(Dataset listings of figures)

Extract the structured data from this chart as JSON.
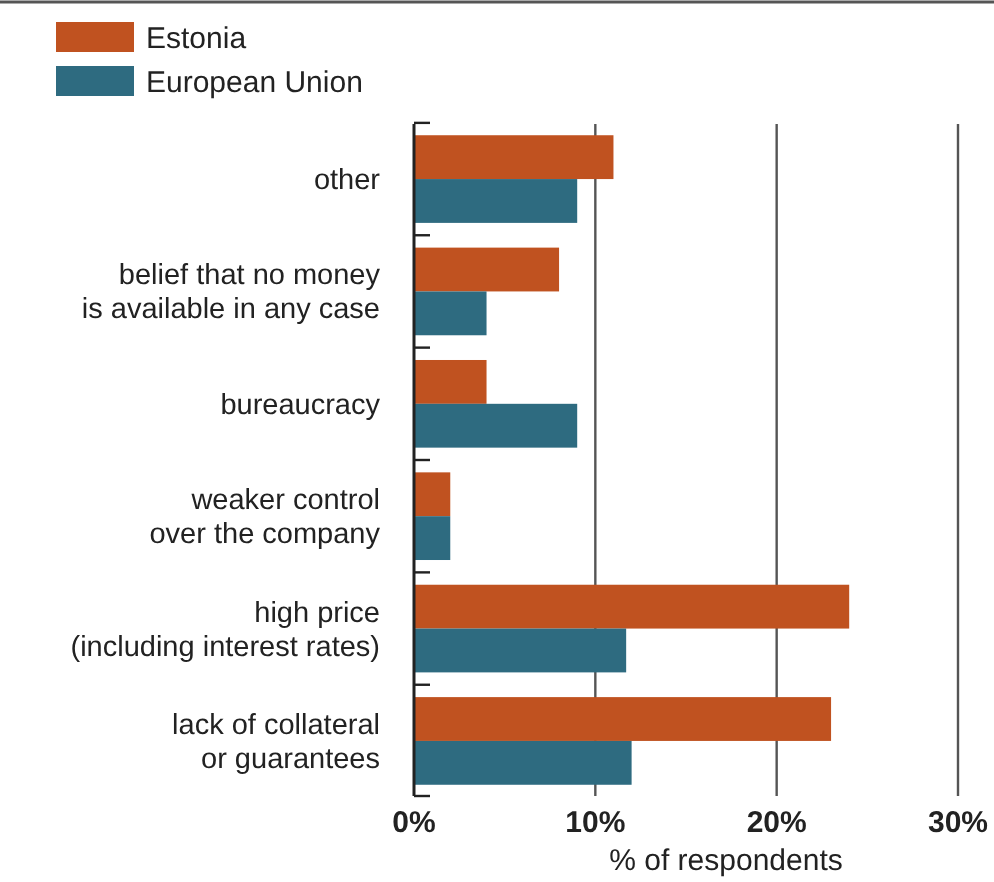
{
  "chart_data": {
    "type": "bar",
    "orientation": "horizontal",
    "xlabel": "% of respondents",
    "categories": [
      "other",
      "belief that no money\nis available in any case",
      "bureaucracy",
      "weaker control\nover the company",
      "high price\n(including interest rates)",
      "lack of collateral\nor guarantees"
    ],
    "series": [
      {
        "name": "Estonia",
        "color": "#c05220",
        "values": [
          11,
          8,
          4,
          2,
          24,
          23
        ]
      },
      {
        "name": "European Union",
        "color": "#2e6b80",
        "values": [
          9,
          4,
          9,
          2,
          11.7,
          12
        ]
      }
    ],
    "xlim": [
      0,
      30
    ],
    "xticks": [
      {
        "value": 0,
        "label": "0%"
      },
      {
        "value": 10,
        "label": "10%"
      },
      {
        "value": 20,
        "label": "20%"
      },
      {
        "value": 30,
        "label": "30%"
      }
    ],
    "grid": "x",
    "legend": "top left"
  }
}
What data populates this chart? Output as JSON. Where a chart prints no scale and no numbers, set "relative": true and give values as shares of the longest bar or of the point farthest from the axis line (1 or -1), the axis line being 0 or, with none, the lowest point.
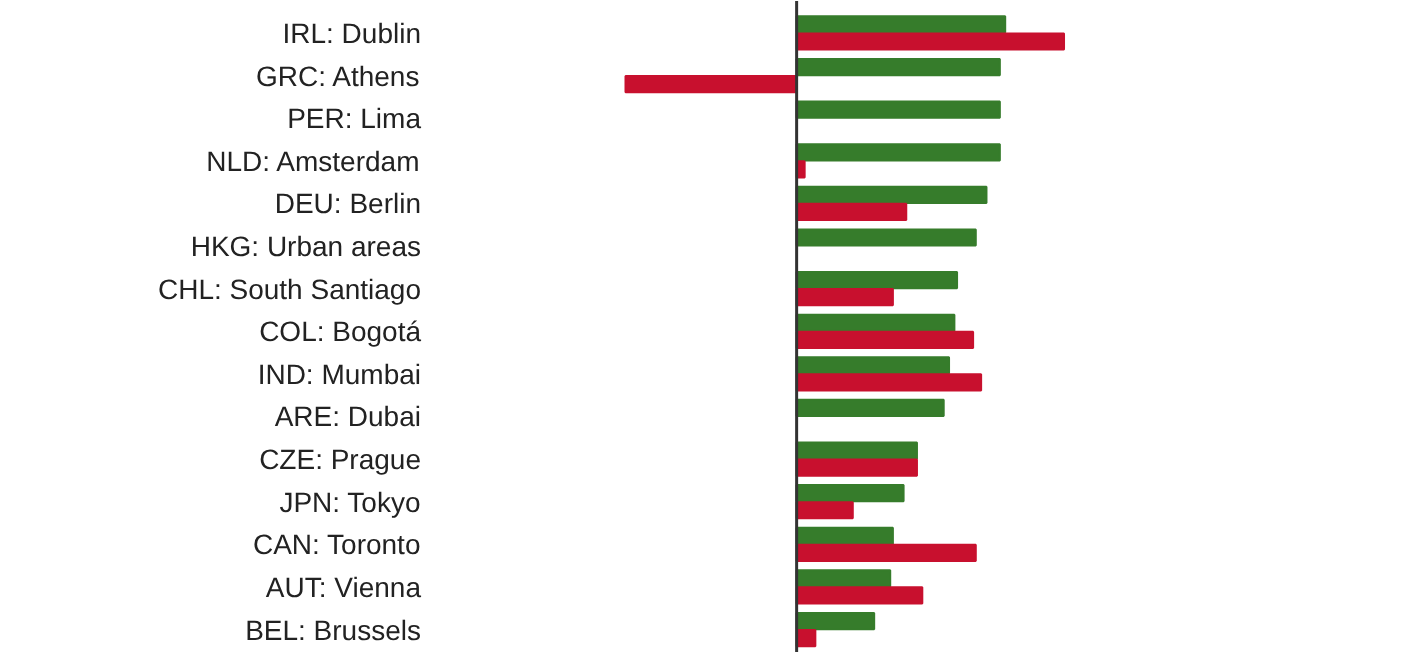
{
  "chart_data": {
    "type": "bar",
    "orientation": "horizontal",
    "relative": true,
    "categories": [
      "IRL: Dublin",
      "GRC: Athens",
      "PER: Lima",
      "NLD: Amsterdam",
      "DEU: Berlin",
      "HKG: Urban areas",
      "CHL: South Santiago",
      "COL: Bogotá",
      "IND: Mumbai",
      "ARE: Dubai",
      "CZE: Prague",
      "JPN: Tokyo",
      "CAN: Toronto",
      "AUT: Vienna",
      "BEL: Brussels"
    ],
    "series": [
      {
        "color": "#367c2b",
        "values": [
          0.78,
          0.76,
          0.76,
          0.76,
          0.71,
          0.67,
          0.6,
          0.59,
          0.57,
          0.55,
          0.45,
          0.4,
          0.36,
          0.35,
          0.29
        ]
      },
      {
        "color": "#c8102e",
        "values": [
          1,
          -0.64,
          null,
          0.03,
          0.41,
          null,
          0.36,
          0.66,
          0.69,
          null,
          0.45,
          0.21,
          0.67,
          0.47,
          0.07
        ]
      }
    ]
  }
}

_SET TASK_
Reproduce the whole listing word for word, setting aside any pictures.

_RESPONSE TO THE TASK_
Extract the structured data from this chart as JSON.
{
  "chart_data": {
    "type": "bar",
    "orientation": "horizontal",
    "xlabel": "% of respondents",
    "categories": [
      "other",
      "belief that no money\nis available in any case",
      "bureaucracy",
      "weaker control\nover the company",
      "high price\n(including interest rates)",
      "lack of collateral\nor guarantees"
    ],
    "series": [
      {
        "name": "Estonia",
        "color": "#c05220",
        "values": [
          11,
          8,
          4,
          2,
          24,
          23
        ]
      },
      {
        "name": "European Union",
        "color": "#2e6b80",
        "values": [
          9,
          4,
          9,
          2,
          11.7,
          12
        ]
      }
    ],
    "xlim": [
      0,
      30
    ],
    "xticks": [
      {
        "value": 0,
        "label": "0%"
      },
      {
        "value": 10,
        "label": "10%"
      },
      {
        "value": 20,
        "label": "20%"
      },
      {
        "value": 30,
        "label": "30%"
      }
    ],
    "grid": "x",
    "legend": "top left"
  }
}
What data populates this chart? Output as JSON. Where a chart prints no scale and no numbers, set "relative": true and give values as shares of the longest bar or of the point farthest from the axis line (1 or -1), the axis line being 0 or, with none, the lowest point.
{
  "chart_data": {
    "type": "bar",
    "orientation": "horizontal",
    "relative": true,
    "categories": [
      "IRL: Dublin",
      "GRC: Athens",
      "PER: Lima",
      "NLD: Amsterdam",
      "DEU: Berlin",
      "HKG: Urban areas",
      "CHL: South Santiago",
      "COL: Bogotá",
      "IND: Mumbai",
      "ARE: Dubai",
      "CZE: Prague",
      "JPN: Tokyo",
      "CAN: Toronto",
      "AUT: Vienna",
      "BEL: Brussels"
    ],
    "series": [
      {
        "color": "#367c2b",
        "values": [
          0.78,
          0.76,
          0.76,
          0.76,
          0.71,
          0.67,
          0.6,
          0.59,
          0.57,
          0.55,
          0.45,
          0.4,
          0.36,
          0.35,
          0.29
        ]
      },
      {
        "color": "#c8102e",
        "values": [
          1,
          -0.64,
          null,
          0.03,
          0.41,
          null,
          0.36,
          0.66,
          0.69,
          null,
          0.45,
          0.21,
          0.67,
          0.47,
          0.07
        ]
      }
    ]
  }
}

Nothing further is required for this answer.